**** Data provided ****
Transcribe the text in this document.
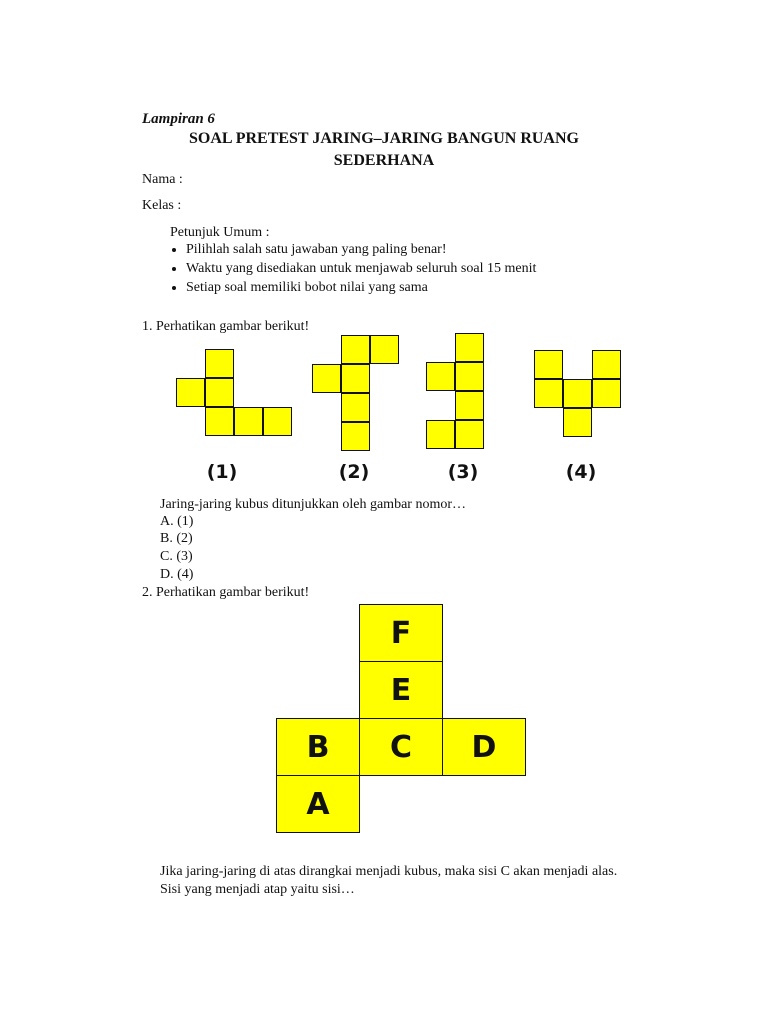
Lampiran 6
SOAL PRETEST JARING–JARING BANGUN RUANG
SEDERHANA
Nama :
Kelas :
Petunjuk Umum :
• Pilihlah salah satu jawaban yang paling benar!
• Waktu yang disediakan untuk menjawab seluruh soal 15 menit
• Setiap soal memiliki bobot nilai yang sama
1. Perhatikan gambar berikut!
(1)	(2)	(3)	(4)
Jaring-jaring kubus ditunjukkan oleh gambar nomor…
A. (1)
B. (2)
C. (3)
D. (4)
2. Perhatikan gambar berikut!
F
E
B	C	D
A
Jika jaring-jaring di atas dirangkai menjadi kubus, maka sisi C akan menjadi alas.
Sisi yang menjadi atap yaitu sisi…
****
- _Task instructions_: Leave out the pictures and restate everything else word for word.

- _Written solution_:
Transcribe the text in this document.
Lampiran 6
SOAL PRETEST JARING–JARING BANGUN RUANG
SEDERHANA
Nama :
Kelas :
Petunjuk Umum :
• Pilihlah salah satu jawaban yang paling benar!
• Waktu yang disediakan untuk menjawab seluruh soal 15 menit
• Setiap soal memiliki bobot nilai yang sama
1. Perhatikan gambar berikut!
(1)	(2)	(3)	(4)
Jaring-jaring kubus ditunjukkan oleh gambar nomor…
A. (1)
B. (2)
C. (3)
D. (4)
2. Perhatikan gambar berikut!
F
E
B	C	D
A
Jika jaring-jaring di atas dirangkai menjadi kubus, maka sisi C akan menjadi alas.
Sisi yang menjadi atap yaitu sisi…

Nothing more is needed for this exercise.